• Information supplied:
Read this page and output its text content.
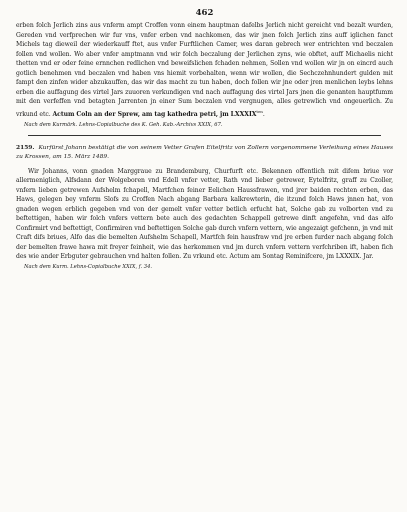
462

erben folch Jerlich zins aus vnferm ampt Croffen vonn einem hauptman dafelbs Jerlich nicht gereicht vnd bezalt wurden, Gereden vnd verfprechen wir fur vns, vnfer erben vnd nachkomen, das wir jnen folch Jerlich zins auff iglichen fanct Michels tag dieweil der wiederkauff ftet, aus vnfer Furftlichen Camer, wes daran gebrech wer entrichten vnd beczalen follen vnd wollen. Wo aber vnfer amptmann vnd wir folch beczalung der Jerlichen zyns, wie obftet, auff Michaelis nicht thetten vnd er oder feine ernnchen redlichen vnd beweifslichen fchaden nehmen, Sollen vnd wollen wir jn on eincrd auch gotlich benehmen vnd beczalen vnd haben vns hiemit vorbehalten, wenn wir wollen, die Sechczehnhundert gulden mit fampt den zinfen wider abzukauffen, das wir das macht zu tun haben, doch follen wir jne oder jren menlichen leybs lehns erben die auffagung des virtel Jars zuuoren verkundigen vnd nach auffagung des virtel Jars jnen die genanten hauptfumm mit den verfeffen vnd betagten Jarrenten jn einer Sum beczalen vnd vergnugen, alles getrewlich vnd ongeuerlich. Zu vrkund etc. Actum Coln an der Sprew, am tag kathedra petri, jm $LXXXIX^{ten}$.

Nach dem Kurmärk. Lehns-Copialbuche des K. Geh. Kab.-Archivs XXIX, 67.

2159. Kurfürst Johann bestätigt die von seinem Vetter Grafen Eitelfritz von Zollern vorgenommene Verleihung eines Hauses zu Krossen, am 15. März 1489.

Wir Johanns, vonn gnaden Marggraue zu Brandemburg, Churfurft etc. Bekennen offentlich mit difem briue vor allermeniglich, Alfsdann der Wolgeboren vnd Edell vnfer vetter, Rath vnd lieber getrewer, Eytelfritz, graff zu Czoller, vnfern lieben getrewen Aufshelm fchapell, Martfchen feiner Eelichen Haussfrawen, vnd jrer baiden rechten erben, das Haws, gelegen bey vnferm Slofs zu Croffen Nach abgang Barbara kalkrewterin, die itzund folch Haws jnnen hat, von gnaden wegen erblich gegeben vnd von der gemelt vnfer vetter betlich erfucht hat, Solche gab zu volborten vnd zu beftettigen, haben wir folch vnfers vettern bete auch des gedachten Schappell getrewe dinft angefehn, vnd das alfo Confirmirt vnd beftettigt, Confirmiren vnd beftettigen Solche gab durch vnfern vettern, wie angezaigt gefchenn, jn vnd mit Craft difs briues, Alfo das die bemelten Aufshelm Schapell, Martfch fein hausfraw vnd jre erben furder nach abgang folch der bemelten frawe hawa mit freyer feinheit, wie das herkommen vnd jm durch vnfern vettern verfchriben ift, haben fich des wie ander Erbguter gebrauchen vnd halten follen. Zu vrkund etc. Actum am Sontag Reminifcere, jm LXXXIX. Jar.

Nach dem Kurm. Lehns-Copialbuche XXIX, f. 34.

==

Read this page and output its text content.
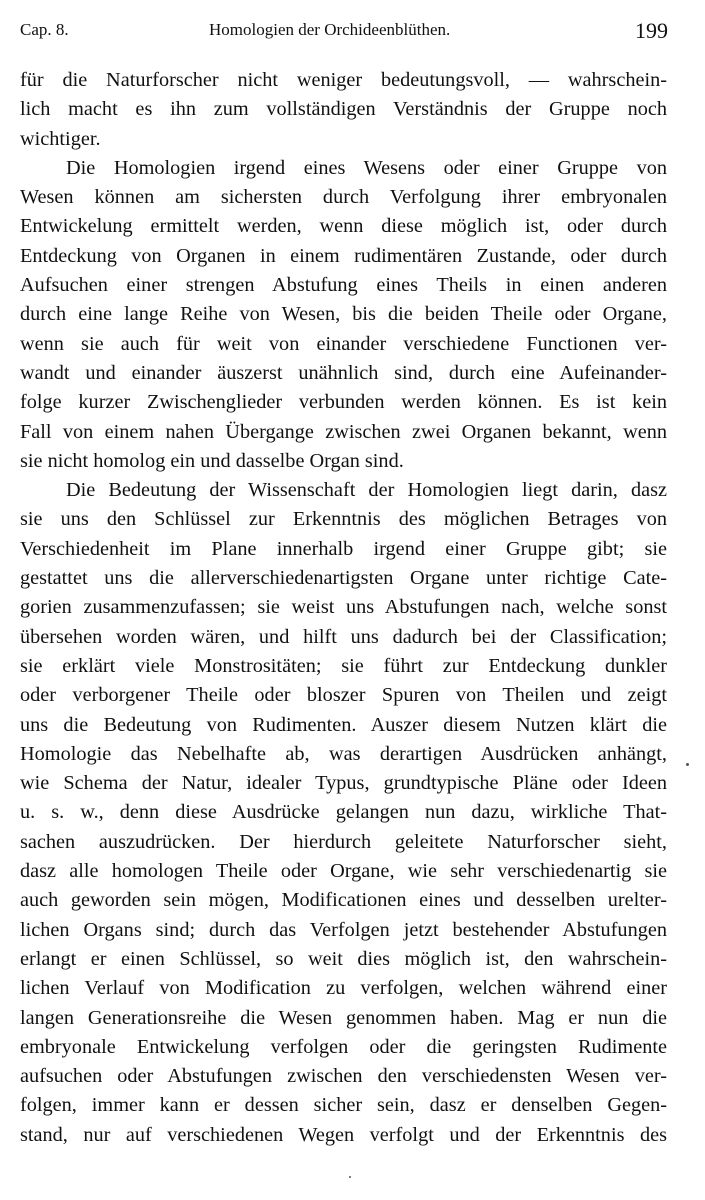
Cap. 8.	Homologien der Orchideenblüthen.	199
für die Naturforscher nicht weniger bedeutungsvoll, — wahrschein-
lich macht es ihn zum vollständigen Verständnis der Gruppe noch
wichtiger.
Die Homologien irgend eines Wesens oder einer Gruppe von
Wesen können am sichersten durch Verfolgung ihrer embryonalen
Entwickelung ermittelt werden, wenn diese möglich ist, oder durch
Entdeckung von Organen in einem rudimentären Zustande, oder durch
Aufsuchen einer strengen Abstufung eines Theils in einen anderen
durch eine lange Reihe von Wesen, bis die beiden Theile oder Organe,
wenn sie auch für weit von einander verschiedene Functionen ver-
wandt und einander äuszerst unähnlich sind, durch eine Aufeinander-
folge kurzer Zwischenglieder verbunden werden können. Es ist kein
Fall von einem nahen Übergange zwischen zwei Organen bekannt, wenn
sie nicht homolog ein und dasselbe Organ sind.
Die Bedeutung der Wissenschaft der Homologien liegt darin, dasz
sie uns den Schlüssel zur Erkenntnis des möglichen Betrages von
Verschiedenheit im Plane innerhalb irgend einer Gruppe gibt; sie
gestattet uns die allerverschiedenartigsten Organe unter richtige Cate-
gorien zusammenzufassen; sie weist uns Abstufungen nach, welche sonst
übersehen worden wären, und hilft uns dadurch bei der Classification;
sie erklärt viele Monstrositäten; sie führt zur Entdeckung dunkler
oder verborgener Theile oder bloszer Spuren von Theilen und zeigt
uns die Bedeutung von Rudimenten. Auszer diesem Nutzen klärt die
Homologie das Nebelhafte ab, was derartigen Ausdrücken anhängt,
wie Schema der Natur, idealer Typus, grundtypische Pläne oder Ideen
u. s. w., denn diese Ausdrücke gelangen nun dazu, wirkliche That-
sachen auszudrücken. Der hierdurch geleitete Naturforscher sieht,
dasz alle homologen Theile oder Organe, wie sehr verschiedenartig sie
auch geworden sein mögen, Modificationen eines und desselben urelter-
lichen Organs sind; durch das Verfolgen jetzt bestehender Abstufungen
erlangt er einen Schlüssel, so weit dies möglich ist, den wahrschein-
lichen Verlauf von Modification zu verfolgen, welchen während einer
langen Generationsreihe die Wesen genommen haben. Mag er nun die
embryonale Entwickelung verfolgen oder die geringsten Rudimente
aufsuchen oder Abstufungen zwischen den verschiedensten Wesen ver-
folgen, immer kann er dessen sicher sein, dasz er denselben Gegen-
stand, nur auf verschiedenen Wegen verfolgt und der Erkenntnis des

• Exercise: Whenever the string "eines" appears on a line of the material, that line counts; report the count and nothing else.

• Result of this task: 4